Task instructions: How many lines hold the string "true"? Give only the number.

Task material:
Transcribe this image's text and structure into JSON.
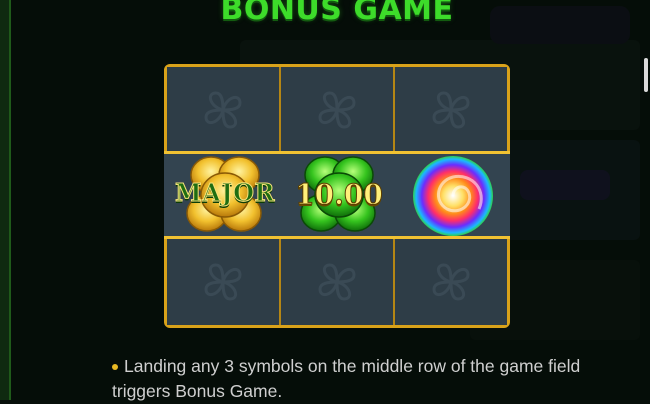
{
  "title": "BONUS GAME",
  "grid": {
    "rows": 3,
    "columns": 3,
    "frame_color": "#d9a21a",
    "middle_row_symbols": [
      {
        "kind": "gold-clover",
        "label": "MAJOR",
        "color": "#e8b923"
      },
      {
        "kind": "green-clover",
        "label": "10.00",
        "color": "#2fbf1e"
      },
      {
        "kind": "rainbow-swirl",
        "label": "",
        "color": "#ff4a8a"
      }
    ]
  },
  "rules": {
    "bullet": "Landing any 3 symbols on the middle row of the game field triggers Bonus Game."
  },
  "icons": [
    "clover-ghost-icon",
    "scrollbar-thumb"
  ]
}
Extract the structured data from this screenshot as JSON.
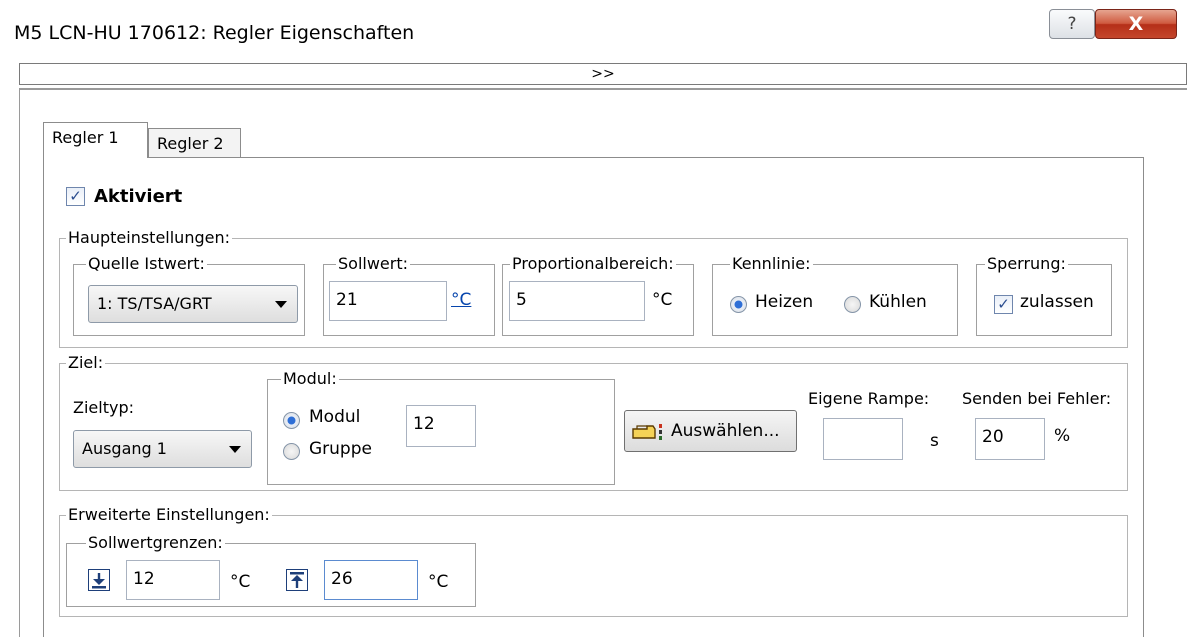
{
  "window": {
    "title": "M5 LCN-HU 170612: Regler Eigenschaften",
    "help_label": "?",
    "close_label": "X"
  },
  "expand_bar": {
    "label": ">>"
  },
  "tabs": [
    {
      "label": "Regler 1",
      "selected": true
    },
    {
      "label": "Regler 2",
      "selected": false
    }
  ],
  "aktiviert": {
    "label": "Aktiviert",
    "checked": true
  },
  "haupt": {
    "title": "Haupteinstellungen:",
    "quelle": {
      "title": "Quelle Istwert:",
      "value": "1: TS/TSA/GRT"
    },
    "sollwert": {
      "title": "Sollwert:",
      "value": "21",
      "unit": "°C"
    },
    "proportional": {
      "title": "Proportionalbereich:",
      "value": "5",
      "unit": "°C"
    },
    "kennlinie": {
      "title": "Kennlinie:",
      "options": [
        "Heizen",
        "Kühlen"
      ],
      "selected": "Heizen"
    },
    "sperrung": {
      "title": "Sperrung:",
      "checkbox_label": "zulassen",
      "checked": true
    }
  },
  "ziel": {
    "title": "Ziel:",
    "zieltyp_label": "Zieltyp:",
    "zieltyp_value": "Ausgang 1",
    "modul_group": {
      "title": "Modul:",
      "options": [
        "Modul",
        "Gruppe"
      ],
      "selected": "Modul",
      "value": "12"
    },
    "auswaehlen_label": "Auswählen...",
    "rampe": {
      "label": "Eigene Rampe:",
      "value": "",
      "unit": "s"
    },
    "senden": {
      "label": "Senden bei Fehler:",
      "value": "20",
      "unit": "%"
    }
  },
  "erweitert": {
    "title": "Erweiterte Einstellungen:",
    "sollwertgrenzen": {
      "title": "Sollwertgrenzen:",
      "min_value": "12",
      "min_unit": "°C",
      "max_value": "26",
      "max_unit": "°C"
    }
  },
  "colors": {
    "link_blue": "#0645ad",
    "check_blue": "#2a4d8f",
    "close_red": "#c4462c"
  }
}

Exercise output: 3